**Ihre Aufgabe**
Schreiben Sie einen Abschnitt der Konzertkritik neu, ersetzen Sie dabei „Orchesterpart“ durch „Orchesterteil“. Der Abschnitt beginnt mit den Wörtern „VON MEINHARD RODENAUER“ und endet nach „und aller Einsatzbereitschaft.“.
--- Textauszug ---
Nach dem Idealmaß des Maestros

Salzburg:   Verdi, Karajan, Berliner Philharmoniker

VON MEINHARD RODENAUER

Hier sind sie wieder, die Berliner Philharmoniker. Alljährlicher Pflichtbesuch bei den Salzburger Festspielen und beim "Chef" Herbert von Karajan. Im ersten Konzert führten sie Verdis "Messa da Requiem" auf. Fabelhaft. Mit allerzartestem Pianissimo setzt das Orchester ein, dann folgen 90 Minuten Musizieren in wunderbarer Übereinstimmung.

 

Zumindest was den Orchesterpart betraf. Karajan muß da nicht einmal ganz aus der Reserve herausgehen. Sie sind so wunderbar zusammengespielt: diese Musiker kennen den kleinsten Wunsch des Maestros. In diese Harmonie sich einzufügen, fällt den Sängern —Konzertvereinigung Wiener Staatsopernchor und Chor der Nationaloper Sofia — nicht leicht. Auch nicht den Stars im Solistenquartett. Bei aller Intensität und aller Einsatzbereitschaft.

 

Mit dramatischer Ausdruckskraft und grandioser Leidenschaftlichkeit trumpft Mirella Freni auf. Agnes Baltsa phrasiert klar und innig die Melodienlinien, stimmt ideal ihre Interpretation auf den edlen Orchesterklang ab. Theatralisch und kernig, doch eine Spur weniger edel und weniger musikalisch sicher geführt ertönt Ruggero Raimondis Baß. Und Startenor José Carreras müht sich merkbar ab. Er erzielt dann die stärkste Wirkung, wenn er sich im Alleingang bewegen darf. Im Ensemble stört gelegentlich seine Intonationsunsicherheit. Und noch sucht er für seine Stimme nach der richtigen Klangfarbe für diese Partie.
--- Datensätze ---
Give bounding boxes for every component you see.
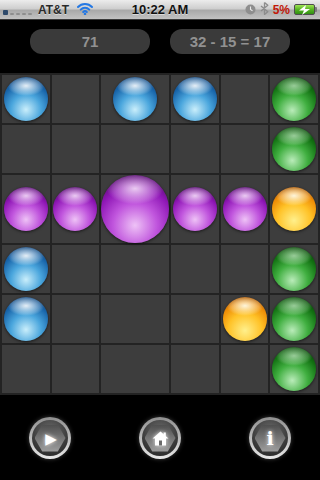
- game-board: [0, 73, 320, 395]
- grid-cell[interactable]: [171, 295, 219, 343]
- ball-blue[interactable]: [4, 247, 48, 291]
- ball-purple-large[interactable]: [101, 175, 169, 243]
- grid-cell[interactable]: [270, 345, 318, 393]
- grid-cell[interactable]: [52, 345, 100, 393]
- grid-cell[interactable]: [221, 295, 269, 343]
- ball-orange[interactable]: [223, 297, 267, 341]
- home-button[interactable]: [139, 417, 181, 459]
- grid-cell[interactable]: [171, 125, 219, 173]
- grid-cell[interactable]: [52, 125, 100, 173]
- ball-green[interactable]: [272, 297, 316, 341]
- equation-display: 32 - 15 = 17: [170, 29, 290, 54]
- grid-cell[interactable]: [101, 75, 169, 123]
- grid-cell[interactable]: [221, 245, 269, 293]
- grid-cell[interactable]: [2, 295, 50, 343]
- grid-cell[interactable]: [270, 245, 318, 293]
- clock-time: 10:22 AM: [0, 2, 320, 17]
- ball-green[interactable]: [272, 77, 316, 121]
- ball-blue[interactable]: [113, 77, 157, 121]
- ball-green[interactable]: [272, 247, 316, 291]
- grid-cell[interactable]: [171, 245, 219, 293]
- grid-cell[interactable]: [2, 125, 50, 173]
- grid-cell[interactable]: [270, 295, 318, 343]
- grid-cell[interactable]: [2, 345, 50, 393]
- ball-purple[interactable]: [4, 187, 48, 231]
- grid-cell[interactable]: [52, 245, 100, 293]
- grid-cell[interactable]: [101, 345, 169, 393]
- home-icon: [152, 431, 169, 446]
- ball-purple[interactable]: [173, 187, 217, 231]
- grid-cell[interactable]: [101, 175, 169, 243]
- grid-cell[interactable]: [52, 75, 100, 123]
- grid-cell[interactable]: [171, 175, 219, 243]
- grid-cell[interactable]: [171, 345, 219, 393]
- grid-cell[interactable]: [101, 125, 169, 173]
- info-icon: i: [266, 429, 273, 448]
- ball-purple[interactable]: [53, 187, 97, 231]
- grid-cell[interactable]: [101, 245, 169, 293]
- grid-cell[interactable]: [2, 175, 50, 243]
- grid-cell[interactable]: [52, 295, 100, 343]
- ball-green[interactable]: [272, 347, 316, 391]
- status-bar: AT&T 10:22 AM: [0, 0, 320, 20]
- info-button[interactable]: i: [249, 417, 291, 459]
- ball-purple[interactable]: [223, 187, 267, 231]
- grid-cell[interactable]: [221, 125, 269, 173]
- grid-cell[interactable]: [270, 175, 318, 243]
- grid-cell[interactable]: [221, 75, 269, 123]
- ball-green[interactable]: [272, 127, 316, 171]
- grid-cell[interactable]: [270, 75, 318, 123]
- app-screen: AT&T 10:22 AM: [0, 0, 320, 480]
- grid-cell[interactable]: [221, 175, 269, 243]
- ball-blue[interactable]: [173, 77, 217, 121]
- header: 71 32 - 15 = 17: [0, 20, 320, 54]
- play-icon: ▶: [43, 431, 57, 446]
- grid-cell[interactable]: [270, 125, 318, 173]
- grid-cell[interactable]: [101, 295, 169, 343]
- ball-orange[interactable]: [272, 187, 316, 231]
- grid-cell[interactable]: [171, 75, 219, 123]
- ball-blue[interactable]: [4, 77, 48, 121]
- bottom-toolbar: ▶ i: [0, 396, 320, 480]
- grid-cell[interactable]: [52, 175, 100, 243]
- score-display: 71: [30, 29, 150, 54]
- grid-cell[interactable]: [2, 245, 50, 293]
- play-button[interactable]: ▶: [29, 417, 71, 459]
- grid-cell[interactable]: [221, 345, 269, 393]
- ball-blue[interactable]: [4, 297, 48, 341]
- grid-cell[interactable]: [2, 75, 50, 123]
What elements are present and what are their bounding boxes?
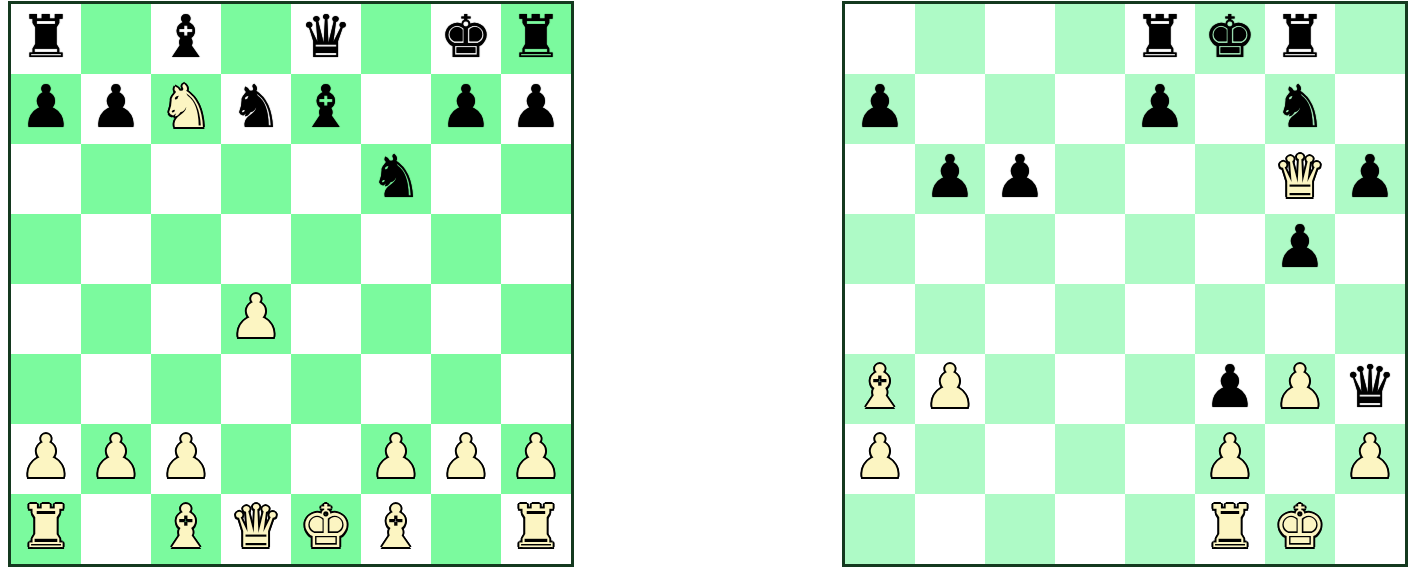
square-b5[interactable]: [81, 214, 151, 284]
square-f3[interactable]: ♟: [1195, 354, 1265, 424]
square-f8[interactable]: ♚: [1195, 4, 1265, 74]
square-b1[interactable]: [915, 494, 985, 564]
square-a3[interactable]: [11, 354, 81, 424]
square-b5[interactable]: [915, 214, 985, 284]
square-f1[interactable]: ♜: [1195, 494, 1265, 564]
square-g4[interactable]: [431, 284, 501, 354]
square-b1[interactable]: [81, 494, 151, 564]
black-bishop-piece: ♝: [160, 2, 213, 72]
square-e2[interactable]: [1125, 424, 1195, 494]
square-g6[interactable]: ♛: [1265, 144, 1335, 214]
square-d2[interactable]: [221, 424, 291, 494]
white-bishop-piece: ♝: [160, 492, 213, 562]
square-c3[interactable]: [151, 354, 221, 424]
square-g8[interactable]: ♚: [431, 4, 501, 74]
square-d8[interactable]: [221, 4, 291, 74]
square-c5[interactable]: [151, 214, 221, 284]
square-f6[interactable]: ♞: [361, 144, 431, 214]
square-g3[interactable]: [431, 354, 501, 424]
square-a6[interactable]: [11, 144, 81, 214]
white-pawn-piece: ♟: [160, 422, 213, 492]
square-b4[interactable]: [81, 284, 151, 354]
square-d6[interactable]: [1055, 144, 1125, 214]
square-c8[interactable]: [985, 4, 1055, 74]
square-e7[interactable]: ♟: [1125, 74, 1195, 144]
square-a7[interactable]: ♟: [11, 74, 81, 144]
square-a5[interactable]: [11, 214, 81, 284]
black-bishop-piece: ♝: [300, 72, 353, 142]
square-f5[interactable]: [361, 214, 431, 284]
square-h4[interactable]: [501, 284, 571, 354]
square-e4[interactable]: [291, 284, 361, 354]
white-pawn-piece: ♟: [440, 422, 493, 492]
white-pawn-piece: ♟: [1274, 352, 1327, 422]
square-g1[interactable]: ♚: [1265, 494, 1335, 564]
square-c6[interactable]: ♟: [985, 144, 1055, 214]
square-f4[interactable]: [361, 284, 431, 354]
black-king-piece: ♚: [440, 2, 493, 72]
square-f2[interactable]: ♟: [361, 424, 431, 494]
square-h8[interactable]: ♜: [501, 4, 571, 74]
black-pawn-piece: ♟: [854, 72, 907, 142]
square-a2[interactable]: ♟: [11, 424, 81, 494]
square-f7[interactable]: [361, 74, 431, 144]
square-d1[interactable]: ♛: [221, 494, 291, 564]
square-e6[interactable]: [1125, 144, 1195, 214]
square-h4[interactable]: [1335, 284, 1405, 354]
square-b7[interactable]: ♟: [81, 74, 151, 144]
square-a4[interactable]: [11, 284, 81, 354]
square-h2[interactable]: ♟: [1335, 424, 1405, 494]
square-h2[interactable]: ♟: [501, 424, 571, 494]
square-f1[interactable]: ♝: [361, 494, 431, 564]
square-h3[interactable]: [501, 354, 571, 424]
white-pawn-piece: ♟: [370, 422, 423, 492]
white-pawn-piece: ♟: [510, 422, 563, 492]
square-d4[interactable]: [1055, 284, 1125, 354]
white-queen-piece: ♛: [1274, 142, 1327, 212]
square-a3[interactable]: ♝: [845, 354, 915, 424]
square-d7[interactable]: ♞: [221, 74, 291, 144]
square-g1[interactable]: [431, 494, 501, 564]
square-a6[interactable]: [845, 144, 915, 214]
square-g8[interactable]: ♜: [1265, 4, 1335, 74]
square-a1[interactable]: [845, 494, 915, 564]
square-g4[interactable]: [1265, 284, 1335, 354]
square-b7[interactable]: [915, 74, 985, 144]
square-c7[interactable]: [985, 74, 1055, 144]
square-e1[interactable]: [1125, 494, 1195, 564]
square-h1[interactable]: ♜: [501, 494, 571, 564]
white-pawn-piece: ♟: [230, 282, 283, 352]
square-c2[interactable]: ♟: [151, 424, 221, 494]
white-rook-piece: ♜: [1204, 492, 1257, 562]
white-king-piece: ♚: [300, 492, 353, 562]
square-h3[interactable]: ♛: [1335, 354, 1405, 424]
square-e7[interactable]: ♝: [291, 74, 361, 144]
white-king-piece: ♚: [1274, 492, 1327, 562]
square-g6[interactable]: [431, 144, 501, 214]
black-knight-piece: ♞: [230, 72, 283, 142]
black-queen-piece: ♛: [1344, 352, 1397, 422]
square-h5[interactable]: [1335, 214, 1405, 284]
square-h8[interactable]: [1335, 4, 1405, 74]
square-b8[interactable]: [81, 4, 151, 74]
black-rook-piece: ♜: [1134, 2, 1187, 72]
black-pawn-piece: ♟: [1204, 352, 1257, 422]
square-g7[interactable]: ♞: [1265, 74, 1335, 144]
square-d1[interactable]: [1055, 494, 1125, 564]
square-e5[interactable]: [1125, 214, 1195, 284]
chess-board-left: ♜♝♛♚♜♟♟♞♞♝♟♟♞♟♟♟♟♟♟♟♜♝♛♚♝♜: [8, 1, 574, 567]
white-pawn-piece: ♟: [1344, 422, 1397, 492]
square-c1[interactable]: ♝: [151, 494, 221, 564]
black-pawn-piece: ♟: [1344, 142, 1397, 212]
square-b2[interactable]: [915, 424, 985, 494]
square-b3[interactable]: [81, 354, 151, 424]
square-h6[interactable]: ♟: [1335, 144, 1405, 214]
black-rook-piece: ♜: [510, 2, 563, 72]
black-rook-piece: ♜: [20, 2, 73, 72]
square-d4[interactable]: ♟: [221, 284, 291, 354]
black-rook-piece: ♜: [1274, 2, 1327, 72]
white-rook-piece: ♜: [510, 492, 563, 562]
black-queen-piece: ♛: [300, 2, 353, 72]
square-d3[interactable]: [221, 354, 291, 424]
square-c4[interactable]: [151, 284, 221, 354]
white-bishop-piece: ♝: [854, 352, 907, 422]
square-e2[interactable]: [291, 424, 361, 494]
white-rook-piece: ♜: [20, 492, 73, 562]
black-pawn-piece: ♟: [90, 72, 143, 142]
square-a1[interactable]: ♜: [11, 494, 81, 564]
square-c5[interactable]: [985, 214, 1055, 284]
square-d2[interactable]: [1055, 424, 1125, 494]
square-e6[interactable]: [291, 144, 361, 214]
white-pawn-piece: ♟: [20, 422, 73, 492]
square-a8[interactable]: ♜: [11, 4, 81, 74]
square-d3[interactable]: [1055, 354, 1125, 424]
square-a7[interactable]: ♟: [845, 74, 915, 144]
square-c6[interactable]: [151, 144, 221, 214]
black-pawn-piece: ♟: [924, 142, 977, 212]
square-g2[interactable]: ♟: [431, 424, 501, 494]
white-pawn-piece: ♟: [924, 352, 977, 422]
square-c1[interactable]: [985, 494, 1055, 564]
square-e8[interactable]: ♛: [291, 4, 361, 74]
square-b3[interactable]: ♟: [915, 354, 985, 424]
black-knight-piece: ♞: [1274, 72, 1327, 142]
black-king-piece: ♚: [1204, 2, 1257, 72]
white-pawn-piece: ♟: [90, 422, 143, 492]
square-e3[interactable]: [291, 354, 361, 424]
square-d7[interactable]: [1055, 74, 1125, 144]
square-e1[interactable]: ♚: [291, 494, 361, 564]
square-f3[interactable]: [361, 354, 431, 424]
square-e4[interactable]: [1125, 284, 1195, 354]
square-g7[interactable]: ♟: [431, 74, 501, 144]
square-h5[interactable]: [501, 214, 571, 284]
black-pawn-piece: ♟: [994, 142, 1047, 212]
square-b4[interactable]: [915, 284, 985, 354]
chess-board-right: ♜♚♜♟♟♞♟♟♛♟♟♝♟♟♟♛♟♟♟♜♚: [842, 1, 1408, 567]
black-pawn-piece: ♟: [20, 72, 73, 142]
square-h7[interactable]: [1335, 74, 1405, 144]
square-g5[interactable]: [431, 214, 501, 284]
square-d5[interactable]: [1055, 214, 1125, 284]
square-e3[interactable]: [1125, 354, 1195, 424]
square-h1[interactable]: [1335, 494, 1405, 564]
black-pawn-piece: ♟: [1134, 72, 1187, 142]
square-e5[interactable]: [291, 214, 361, 284]
square-e8[interactable]: ♜: [1125, 4, 1195, 74]
square-f2[interactable]: ♟: [1195, 424, 1265, 494]
black-pawn-piece: ♟: [1274, 212, 1327, 282]
square-b8[interactable]: [915, 4, 985, 74]
square-h7[interactable]: ♟: [501, 74, 571, 144]
square-b2[interactable]: ♟: [81, 424, 151, 494]
square-f6[interactable]: [1195, 144, 1265, 214]
square-a8[interactable]: [845, 4, 915, 74]
square-g5[interactable]: ♟: [1265, 214, 1335, 284]
square-c4[interactable]: [985, 284, 1055, 354]
square-c7[interactable]: ♞: [151, 74, 221, 144]
square-a2[interactable]: ♟: [845, 424, 915, 494]
square-f8[interactable]: [361, 4, 431, 74]
square-f4[interactable]: [1195, 284, 1265, 354]
square-b6[interactable]: [81, 144, 151, 214]
square-c3[interactable]: [985, 354, 1055, 424]
square-d8[interactable]: [1055, 4, 1125, 74]
black-knight-piece: ♞: [370, 142, 423, 212]
white-bishop-piece: ♝: [370, 492, 423, 562]
square-a5[interactable]: [845, 214, 915, 284]
black-pawn-piece: ♟: [440, 72, 493, 142]
square-b6[interactable]: ♟: [915, 144, 985, 214]
square-f5[interactable]: [1195, 214, 1265, 284]
white-pawn-piece: ♟: [854, 422, 907, 492]
square-d5[interactable]: [221, 214, 291, 284]
square-g2[interactable]: [1265, 424, 1335, 494]
square-h6[interactable]: [501, 144, 571, 214]
square-g3[interactable]: ♟: [1265, 354, 1335, 424]
white-pawn-piece: ♟: [1204, 422, 1257, 492]
black-pawn-piece: ♟: [510, 72, 563, 142]
white-queen-piece: ♛: [230, 492, 283, 562]
square-a4[interactable]: [845, 284, 915, 354]
square-c2[interactable]: [985, 424, 1055, 494]
square-d6[interactable]: [221, 144, 291, 214]
square-f7[interactable]: [1195, 74, 1265, 144]
square-c8[interactable]: ♝: [151, 4, 221, 74]
white-knight-piece: ♞: [160, 72, 213, 142]
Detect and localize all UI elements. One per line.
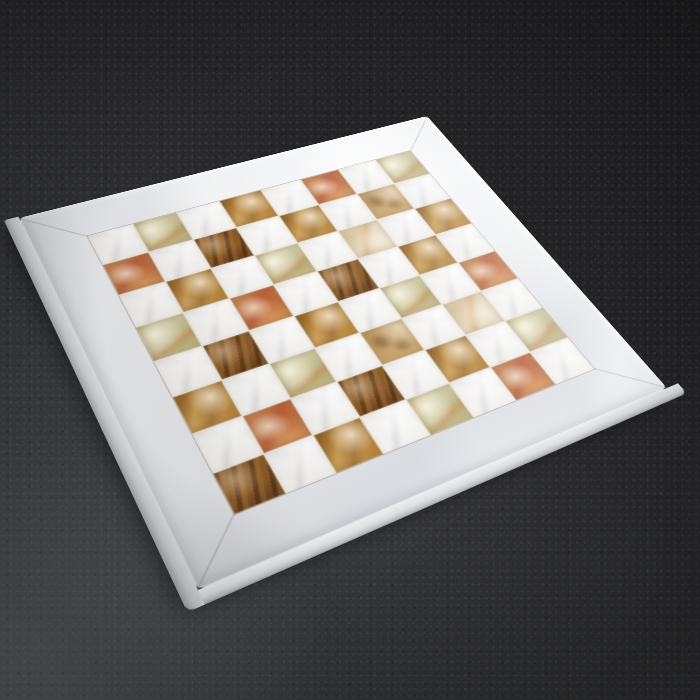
table-surface: [0, 0, 700, 700]
miter-seam-top-right: [410, 116, 428, 151]
miter-seam-top-left: [18, 218, 87, 237]
chess-board: [19, 116, 667, 590]
miter-seam-bottom-right: [594, 368, 667, 388]
board-frame: [19, 116, 667, 590]
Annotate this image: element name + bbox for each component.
---
**Ergebnis der Übung**
VON MEINHARD RODENAUER

Hier sind sie wieder, die Berliner Philharmoniker. Alljährlicher Pflichtbesuch bei den Salzburger Festspielen und beim "Chef" Herbert von Karajan. Im ersten Konzert führten sie Verdis "Messa da Requiem" auf. Fabelhaft. Mit allerzartestem Pianissimo setzt das Orchester ein, dann folgen 90 Minuten Musizieren in wunderbarer Übereinstimmung.

 

Zumindest was den Orchesterteil betraf. Karajan muß da nicht einmal ganz aus der Reserve herausgehen. Sie sind so wunderbar zusammengespielt: diese Musiker kennen den kleinsten Wunsch des Maestros. In diese Harmonie sich einzufügen, fällt den Sängern —Konzertvereinigung Wiener Staatsopernchor und Chor der Nationaloper Sofia — nicht leicht. Auch nicht den Stars im Solistenquartett. Bei aller Intensität und aller Einsatzbereitschaft.